*WHAT YOU WILL DO:*
a: From the Telluride Bluegrass scalping article, reproduce word for word the stretch from "The Colorado Sun" through "sales: ticket scalping.".
b: In the Telluride Bluegrass scalping article, what did a pre-registration ticket for the 2024 festival cost?

*EXTRACTED TEXT:*
BEGIN
A concert on the Main Stage at Telluride Bluegrass Festival. Telluride Bluegrass is the largest festival produced by Planet Bluegrass and typically sells out in one day.
Provided by Telluride Bluegrass Festival
A concert on the Main Stage at Telluride Bluegrass Festival. Telluride Bluegrass is the largest festival produced by Planet Bluegrass and typically sells out in one day.

The Colorado Sun originally published this story at 4:20 AM on December 16, 2023.

Last year, tickets to the Telluride Bluegrass Festival sold out in less than three hours. It was the 50th-anniversary festival, so organizers were expecting high demand, but when they scrolled social media later that day, they found a more insidious reason for the quick sales: ticket scalping.

“(Scalpers) have systems. They have bots and things set up that’ll just go on attack during a sale. They have so much force that they’re getting in before people that are actually like waiting in line with their one computer,” said Grace Barrett, director of communication and partnerships for Planet Bluegrass, the production company behind Telluride Bluegrass Festival.

Colorado is one of a few states with a law that actually and inadvertently protects ticket resellers by preventing venues and promoters from applying terms to the original purchaser of a ticket. In other words, once someone — or something — buys a ticket, they are free to do with it however they want.

In a 2023 bill, lawmakers tried to revise the lack of consumer protections by making it legal for venues to cancel tickets bought by bots or by individuals who have previously created fraudulent tickets. Gov. Polis ultimately vetoed it, but the Telluride Bluegrass team was taking notes.

“We looked at big festivals, like Coachella and Bonnaroo. But there wasn’t much there,” Barrett said. “Right now, we are wanting to do more (to combat scalping), and there isn’t a template for that.”

They ended up settling on a two-week pre-registration period, followed by a one-week scalper screening period.

Anyone who wants to attend the Telluride Bluegrass Festival in 2024 was instructed to purchase a $10 pre-registration ticket between Nov. 14 and Nov. 28. After pre-registration closed, Geoff Wickersham, sales and box office manager for Planet Bluegrass teamed up with See Tickets to weed out any suspicious registrants.

Telluride Bluegrass mails wristbands to its attendees, so one of the easiest red flags to identify was multiple email addresses leading back to one mailing address. Other red flags were using multiple credit cards for one email address, and computers with hidden IP addresses. Everything was done manually using “Excel wizardry,” Wickersham explained.

“It’s a pain-in-the-butt week, but it makes my whole year go so much better if everybody’s happy,” Wickersham said. “So it’s worth it.”

The anti-scalping experiment

On Dec. 7, the festival launched its first round of ticket sales. Anyone who successfully made it through the screening process received a code that morning, which they used to enter themselves in the main ticketing queue.
END
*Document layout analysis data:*
BEGIN
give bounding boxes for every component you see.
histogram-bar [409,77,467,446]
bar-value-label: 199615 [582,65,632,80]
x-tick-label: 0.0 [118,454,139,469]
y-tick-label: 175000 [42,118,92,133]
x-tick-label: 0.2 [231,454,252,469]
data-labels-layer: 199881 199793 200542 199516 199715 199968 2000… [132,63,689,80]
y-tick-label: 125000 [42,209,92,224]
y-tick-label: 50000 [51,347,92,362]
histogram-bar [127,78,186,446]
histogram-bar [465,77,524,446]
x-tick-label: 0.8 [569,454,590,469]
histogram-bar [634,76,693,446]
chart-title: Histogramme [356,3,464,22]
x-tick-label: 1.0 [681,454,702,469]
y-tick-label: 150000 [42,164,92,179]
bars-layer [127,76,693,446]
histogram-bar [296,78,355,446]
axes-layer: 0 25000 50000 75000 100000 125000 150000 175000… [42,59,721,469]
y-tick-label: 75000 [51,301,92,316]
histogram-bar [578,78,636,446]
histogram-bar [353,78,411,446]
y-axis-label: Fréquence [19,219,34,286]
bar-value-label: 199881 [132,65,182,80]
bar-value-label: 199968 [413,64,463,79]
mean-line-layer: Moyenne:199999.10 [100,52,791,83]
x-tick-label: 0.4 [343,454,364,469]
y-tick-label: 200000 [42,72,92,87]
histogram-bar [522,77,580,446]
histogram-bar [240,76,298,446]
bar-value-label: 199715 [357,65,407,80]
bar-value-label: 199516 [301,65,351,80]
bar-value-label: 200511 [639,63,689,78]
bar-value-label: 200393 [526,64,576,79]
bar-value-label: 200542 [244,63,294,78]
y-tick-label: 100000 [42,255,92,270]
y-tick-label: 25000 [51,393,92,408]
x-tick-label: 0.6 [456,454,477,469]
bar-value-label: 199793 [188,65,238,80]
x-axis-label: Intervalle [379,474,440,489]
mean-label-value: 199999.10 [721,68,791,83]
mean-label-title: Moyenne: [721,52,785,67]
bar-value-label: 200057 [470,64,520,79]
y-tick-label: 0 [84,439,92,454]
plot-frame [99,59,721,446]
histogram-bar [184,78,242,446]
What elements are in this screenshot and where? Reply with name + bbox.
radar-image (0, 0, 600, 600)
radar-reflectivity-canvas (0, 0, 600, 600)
END
*SOLUTIONS BY TASK:*
a:
The Colorado Sun originally published this story at 4:20 AM on December 16, 2023.

Last year, tickets to the Telluride Bluegrass Festival sold out in less than three hours. It was the 50th-anniversary festival, so organizers were expecting high demand, but when they scrolled social media later that day, they found a more insidious reason for the quick sales: ticket scalping.

b: $10